▸ **WRITTEN INSTRUCTION**:
Reproduce all the material exactly, minus any pictures it holds.

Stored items
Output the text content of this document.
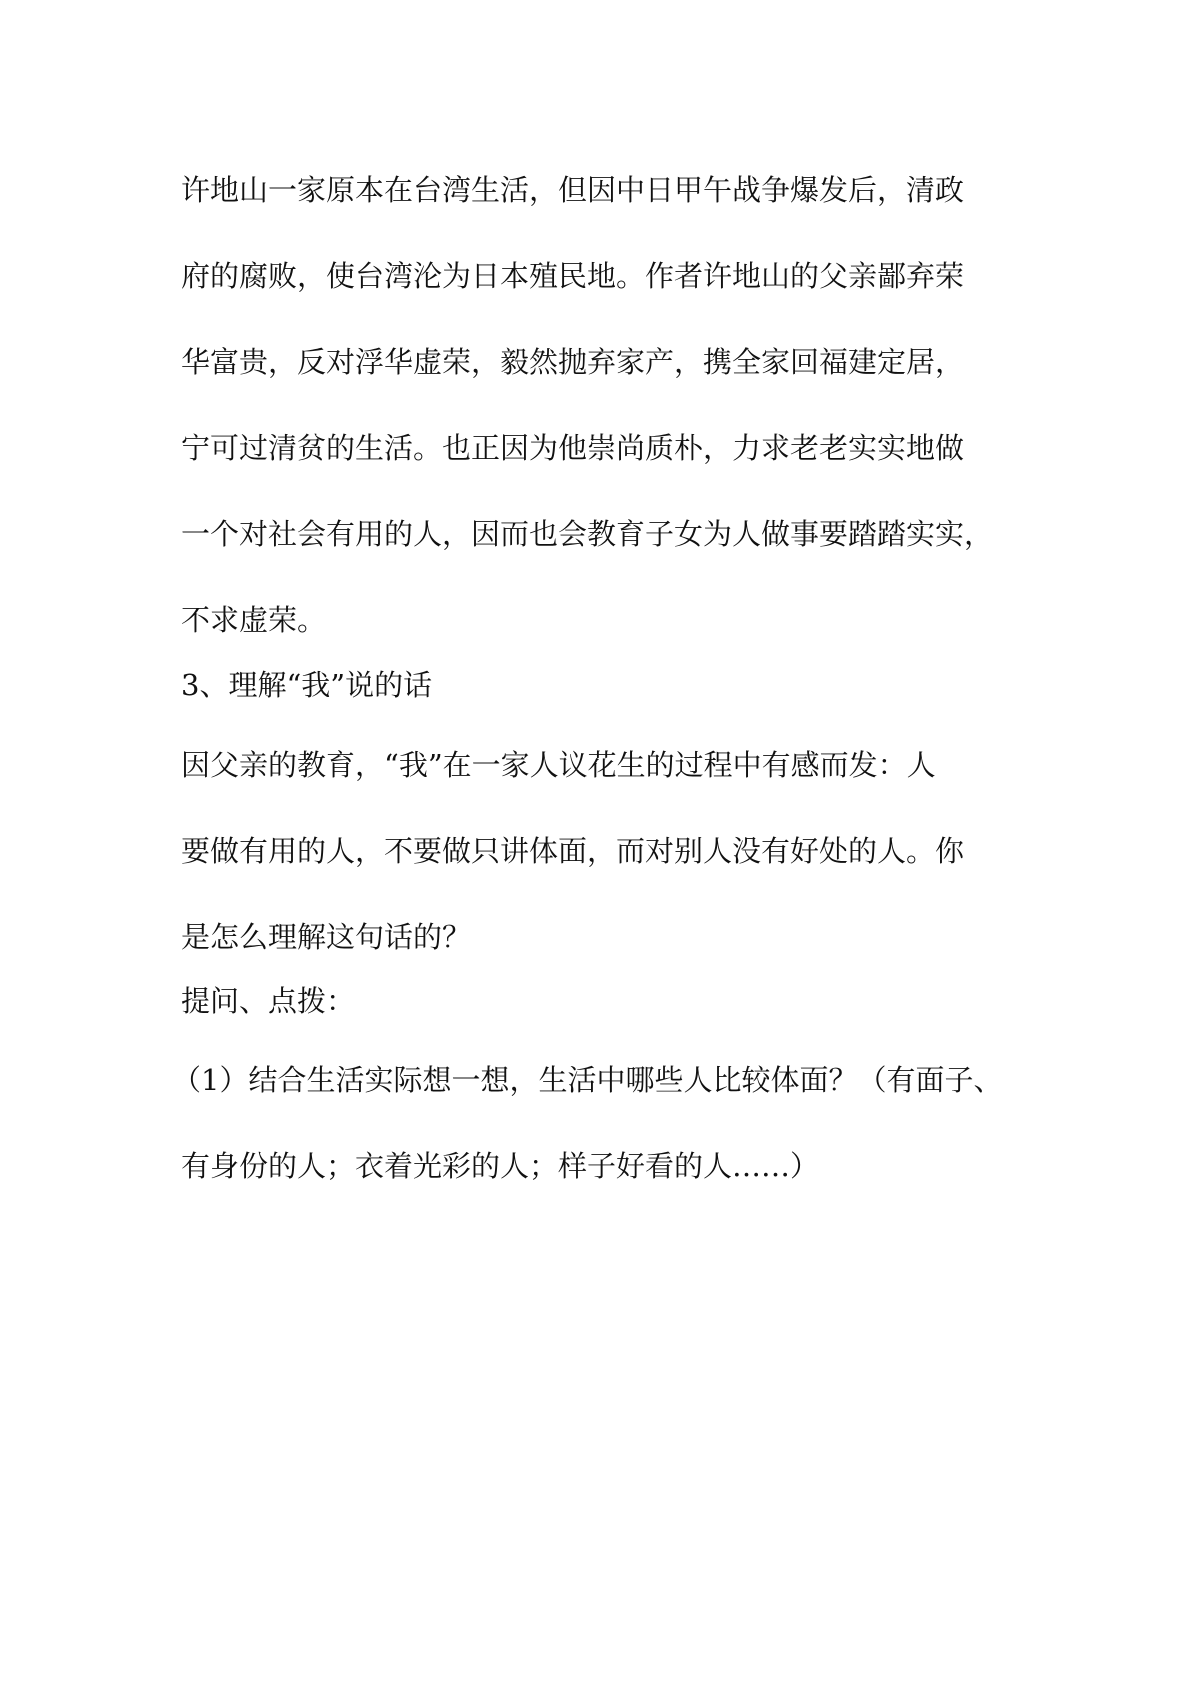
许地山一家原本在台湾生活，但因中日甲午战争爆发后，清政

府的腐败，使台湾沦为日本殖民地。作者许地山的父亲鄙弃荣

华富贵，反对浮华虚荣，毅然抛弃家产，携全家回福建定居，

宁可过清贫的生活。也正因为他崇尚质朴，力求老老实实地做

一个对社会有用的人，因而也会教育子女为人做事要踏踏实实，

不求虚荣。

3、理解“我”说的话

因父亲的教育，“我”在一家人议花生的过程中有感而发：人

要做有用的人，不要做只讲体面，而对别人没有好处的人。你

是怎么理解这句话的？

提问、点拨：

（1）结合生活实际想一想，生活中哪些人比较体面？（有面子、

有身份的人；衣着光彩的人；样子好看的人……）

▸ **SOLVED EXERCISE**:
Output the text content of this document.
许地山一家原本在台湾生活，但因中日甲午战争爆发后，清政

府的腐败，使台湾沦为日本殖民地。作者许地山的父亲鄙弃荣

华富贵，反对浮华虚荣，毅然抛弃家产，携全家回福建定居，

宁可过清贫的生活。也正因为他崇尚质朴，力求老老实实地做

一个对社会有用的人，因而也会教育子女为人做事要踏踏实实，

不求虚荣。

3、理解“我”说的话

因父亲的教育，“我”在一家人议花生的过程中有感而发：人

要做有用的人，不要做只讲体面，而对别人没有好处的人。你

是怎么理解这句话的？

提问、点拨：

（1）结合生活实际想一想，生活中哪些人比较体面？（有面子、

有身份的人；衣着光彩的人；样子好看的人……）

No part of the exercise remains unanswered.